▶ [Aim of the task]: Keep the pictures out of the copy and repeat the records exactly.

▶ [Material for this task]:
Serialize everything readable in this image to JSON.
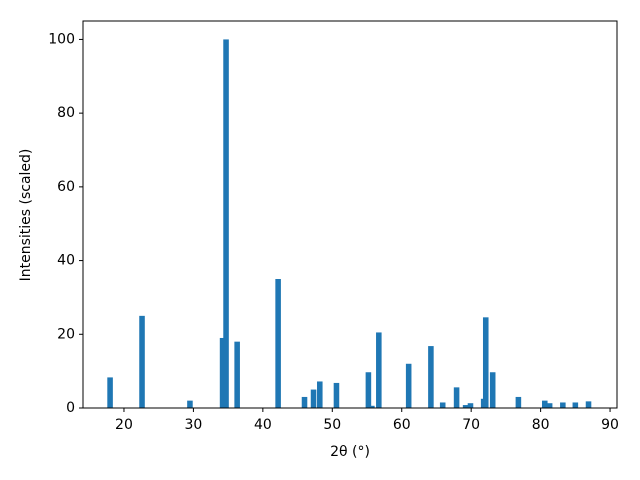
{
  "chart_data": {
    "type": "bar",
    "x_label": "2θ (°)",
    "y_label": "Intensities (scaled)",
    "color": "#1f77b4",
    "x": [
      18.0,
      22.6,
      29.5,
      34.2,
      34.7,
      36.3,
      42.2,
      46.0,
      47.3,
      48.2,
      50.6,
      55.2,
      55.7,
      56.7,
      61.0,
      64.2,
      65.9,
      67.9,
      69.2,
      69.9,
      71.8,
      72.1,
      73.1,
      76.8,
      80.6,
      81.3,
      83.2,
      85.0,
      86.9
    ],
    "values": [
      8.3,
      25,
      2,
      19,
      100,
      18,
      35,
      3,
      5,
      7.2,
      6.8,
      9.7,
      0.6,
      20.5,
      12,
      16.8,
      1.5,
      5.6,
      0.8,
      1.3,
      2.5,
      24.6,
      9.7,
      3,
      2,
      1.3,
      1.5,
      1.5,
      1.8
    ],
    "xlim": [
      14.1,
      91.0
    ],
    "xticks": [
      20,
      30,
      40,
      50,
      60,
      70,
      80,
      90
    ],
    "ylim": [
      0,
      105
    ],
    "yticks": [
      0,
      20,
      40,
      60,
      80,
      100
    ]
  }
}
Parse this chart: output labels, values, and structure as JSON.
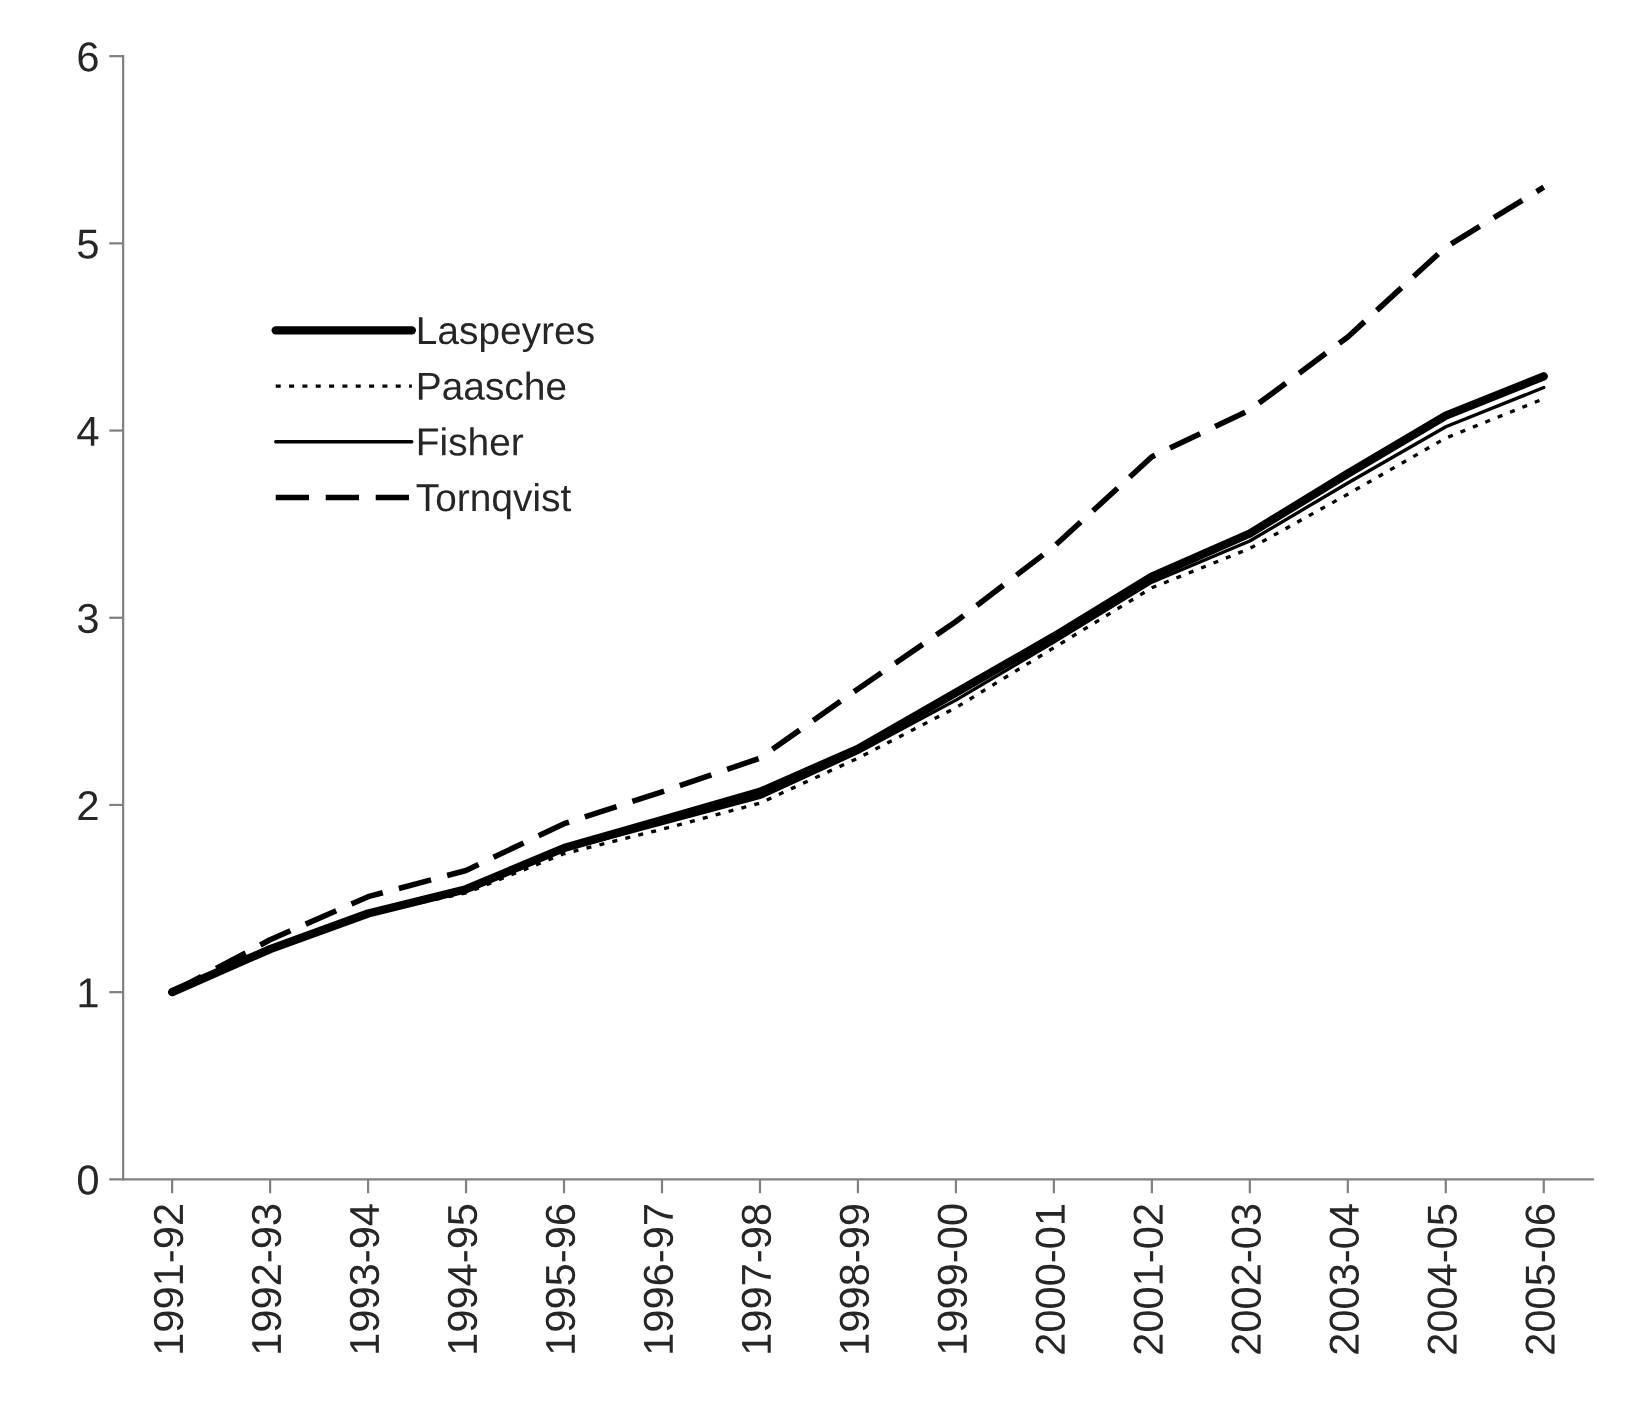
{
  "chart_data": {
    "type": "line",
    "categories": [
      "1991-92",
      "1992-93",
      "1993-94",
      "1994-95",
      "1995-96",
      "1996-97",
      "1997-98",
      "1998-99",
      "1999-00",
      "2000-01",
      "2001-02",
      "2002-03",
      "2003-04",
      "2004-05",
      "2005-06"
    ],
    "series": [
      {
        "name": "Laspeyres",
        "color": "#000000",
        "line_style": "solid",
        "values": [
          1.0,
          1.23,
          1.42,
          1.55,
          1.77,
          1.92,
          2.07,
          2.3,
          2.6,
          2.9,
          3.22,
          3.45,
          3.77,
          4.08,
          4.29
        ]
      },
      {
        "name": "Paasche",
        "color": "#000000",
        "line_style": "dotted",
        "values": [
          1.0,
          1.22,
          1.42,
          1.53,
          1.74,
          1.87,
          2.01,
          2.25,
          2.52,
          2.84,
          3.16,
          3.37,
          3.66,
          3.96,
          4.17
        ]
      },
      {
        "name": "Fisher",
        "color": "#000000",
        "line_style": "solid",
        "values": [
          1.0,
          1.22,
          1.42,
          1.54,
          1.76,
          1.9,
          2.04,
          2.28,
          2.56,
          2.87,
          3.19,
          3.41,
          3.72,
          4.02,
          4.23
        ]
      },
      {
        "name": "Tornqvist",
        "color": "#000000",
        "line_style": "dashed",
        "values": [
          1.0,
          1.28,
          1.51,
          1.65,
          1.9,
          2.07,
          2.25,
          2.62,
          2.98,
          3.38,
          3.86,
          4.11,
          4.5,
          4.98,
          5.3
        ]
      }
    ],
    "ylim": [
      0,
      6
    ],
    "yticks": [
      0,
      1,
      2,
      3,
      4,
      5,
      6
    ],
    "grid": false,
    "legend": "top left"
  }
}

▶ [Written solution]:
Serialize everything readable in this image to JSON.
{
  "chart_data": {
    "type": "bar",
    "x_label": "2θ (°)",
    "y_label": "Intensities (scaled)",
    "color": "#1f77b4",
    "x": [
      18.0,
      22.6,
      29.5,
      34.2,
      34.7,
      36.3,
      42.2,
      46.0,
      47.3,
      48.2,
      50.6,
      55.2,
      55.7,
      56.7,
      61.0,
      64.2,
      65.9,
      67.9,
      69.2,
      69.9,
      71.8,
      72.1,
      73.1,
      76.8,
      80.6,
      81.3,
      83.2,
      85.0,
      86.9
    ],
    "values": [
      8.3,
      25,
      2,
      19,
      100,
      18,
      35,
      3,
      5,
      7.2,
      6.8,
      9.7,
      0.6,
      20.5,
      12,
      16.8,
      1.5,
      5.6,
      0.8,
      1.3,
      2.5,
      24.6,
      9.7,
      3,
      2,
      1.3,
      1.5,
      1.5,
      1.8
    ],
    "xlim": [
      14.1,
      91.0
    ],
    "xticks": [
      20,
      30,
      40,
      50,
      60,
      70,
      80,
      90
    ],
    "ylim": [
      0,
      105
    ],
    "yticks": [
      0,
      20,
      40,
      60,
      80,
      100
    ]
  }
}
Parse this chart: output labels, values, and structure as JSON.
{
  "chart_data": {
    "type": "line",
    "categories": [
      "1991-92",
      "1992-93",
      "1993-94",
      "1994-95",
      "1995-96",
      "1996-97",
      "1997-98",
      "1998-99",
      "1999-00",
      "2000-01",
      "2001-02",
      "2002-03",
      "2003-04",
      "2004-05",
      "2005-06"
    ],
    "series": [
      {
        "name": "Laspeyres",
        "color": "#000000",
        "line_style": "solid",
        "values": [
          1.0,
          1.23,
          1.42,
          1.55,
          1.77,
          1.92,
          2.07,
          2.3,
          2.6,
          2.9,
          3.22,
          3.45,
          3.77,
          4.08,
          4.29
        ]
      },
      {
        "name": "Paasche",
        "color": "#000000",
        "line_style": "dotted",
        "values": [
          1.0,
          1.22,
          1.42,
          1.53,
          1.74,
          1.87,
          2.01,
          2.25,
          2.52,
          2.84,
          3.16,
          3.37,
          3.66,
          3.96,
          4.17
        ]
      },
      {
        "name": "Fisher",
        "color": "#000000",
        "line_style": "solid",
        "values": [
          1.0,
          1.22,
          1.42,
          1.54,
          1.76,
          1.9,
          2.04,
          2.28,
          2.56,
          2.87,
          3.19,
          3.41,
          3.72,
          4.02,
          4.23
        ]
      },
      {
        "name": "Tornqvist",
        "color": "#000000",
        "line_style": "dashed",
        "values": [
          1.0,
          1.28,
          1.51,
          1.65,
          1.9,
          2.07,
          2.25,
          2.62,
          2.98,
          3.38,
          3.86,
          4.11,
          4.5,
          4.98,
          5.3
        ]
      }
    ],
    "ylim": [
      0,
      6
    ],
    "yticks": [
      0,
      1,
      2,
      3,
      4,
      5,
      6
    ],
    "grid": false,
    "legend": "top left"
  }
}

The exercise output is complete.